--- Task details ---
List each line of the data in which the string "postal" appears.

--- Records for this exercise ---
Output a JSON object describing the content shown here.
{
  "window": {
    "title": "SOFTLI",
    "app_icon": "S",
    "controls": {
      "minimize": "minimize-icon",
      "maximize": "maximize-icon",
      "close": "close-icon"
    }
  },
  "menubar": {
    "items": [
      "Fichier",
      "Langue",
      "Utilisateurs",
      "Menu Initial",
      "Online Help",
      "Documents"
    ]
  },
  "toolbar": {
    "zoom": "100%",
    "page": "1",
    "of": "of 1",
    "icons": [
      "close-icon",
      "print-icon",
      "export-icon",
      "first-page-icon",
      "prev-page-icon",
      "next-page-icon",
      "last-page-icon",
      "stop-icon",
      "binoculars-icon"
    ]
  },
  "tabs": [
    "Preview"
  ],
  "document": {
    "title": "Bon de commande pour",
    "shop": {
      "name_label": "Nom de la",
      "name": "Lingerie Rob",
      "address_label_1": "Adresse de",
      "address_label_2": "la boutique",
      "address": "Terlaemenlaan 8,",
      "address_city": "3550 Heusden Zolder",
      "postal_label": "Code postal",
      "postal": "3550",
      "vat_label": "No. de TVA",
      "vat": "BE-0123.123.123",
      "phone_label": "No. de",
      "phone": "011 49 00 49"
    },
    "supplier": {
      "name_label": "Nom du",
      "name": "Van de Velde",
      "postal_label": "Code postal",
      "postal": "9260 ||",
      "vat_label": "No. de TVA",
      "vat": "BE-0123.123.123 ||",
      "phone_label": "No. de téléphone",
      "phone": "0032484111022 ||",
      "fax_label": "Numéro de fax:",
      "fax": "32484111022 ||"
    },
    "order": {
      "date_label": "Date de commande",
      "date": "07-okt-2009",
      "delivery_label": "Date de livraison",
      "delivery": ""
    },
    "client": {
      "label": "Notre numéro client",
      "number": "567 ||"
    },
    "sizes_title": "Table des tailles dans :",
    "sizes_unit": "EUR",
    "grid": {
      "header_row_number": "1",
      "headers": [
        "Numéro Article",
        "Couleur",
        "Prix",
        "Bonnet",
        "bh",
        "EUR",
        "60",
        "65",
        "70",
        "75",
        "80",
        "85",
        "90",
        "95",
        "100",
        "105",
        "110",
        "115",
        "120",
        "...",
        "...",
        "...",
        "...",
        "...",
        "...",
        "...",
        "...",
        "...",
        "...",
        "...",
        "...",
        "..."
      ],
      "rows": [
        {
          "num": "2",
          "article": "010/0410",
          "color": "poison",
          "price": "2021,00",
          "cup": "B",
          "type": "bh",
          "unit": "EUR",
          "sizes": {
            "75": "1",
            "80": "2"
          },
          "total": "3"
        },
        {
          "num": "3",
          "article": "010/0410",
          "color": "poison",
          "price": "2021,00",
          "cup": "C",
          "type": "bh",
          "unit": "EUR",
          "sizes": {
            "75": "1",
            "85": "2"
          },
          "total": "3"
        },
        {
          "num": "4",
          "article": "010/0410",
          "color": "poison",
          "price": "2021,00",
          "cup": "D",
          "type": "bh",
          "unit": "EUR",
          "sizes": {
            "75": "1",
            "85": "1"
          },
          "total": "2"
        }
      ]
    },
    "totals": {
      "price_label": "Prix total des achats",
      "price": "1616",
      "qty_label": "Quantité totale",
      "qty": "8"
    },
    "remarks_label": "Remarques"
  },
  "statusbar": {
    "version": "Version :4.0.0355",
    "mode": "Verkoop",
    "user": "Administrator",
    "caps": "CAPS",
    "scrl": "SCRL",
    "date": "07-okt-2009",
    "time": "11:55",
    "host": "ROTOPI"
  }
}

---

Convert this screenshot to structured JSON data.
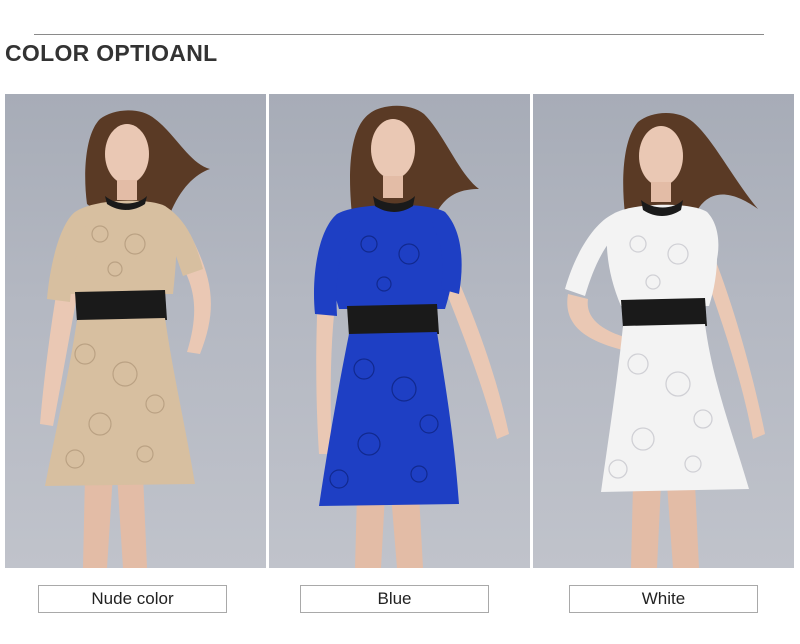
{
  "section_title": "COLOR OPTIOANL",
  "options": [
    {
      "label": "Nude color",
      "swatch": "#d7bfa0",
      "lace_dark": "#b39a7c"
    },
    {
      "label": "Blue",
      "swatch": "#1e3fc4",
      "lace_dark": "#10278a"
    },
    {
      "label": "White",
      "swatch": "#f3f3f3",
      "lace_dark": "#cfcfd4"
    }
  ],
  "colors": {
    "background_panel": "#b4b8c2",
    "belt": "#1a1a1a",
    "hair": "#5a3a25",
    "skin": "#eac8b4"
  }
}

--- Correct answer ---
      "postal_label": "Code postal",
      "postal": "3550",
      "postal_label": "Code postal",
      "postal": "9260 ||",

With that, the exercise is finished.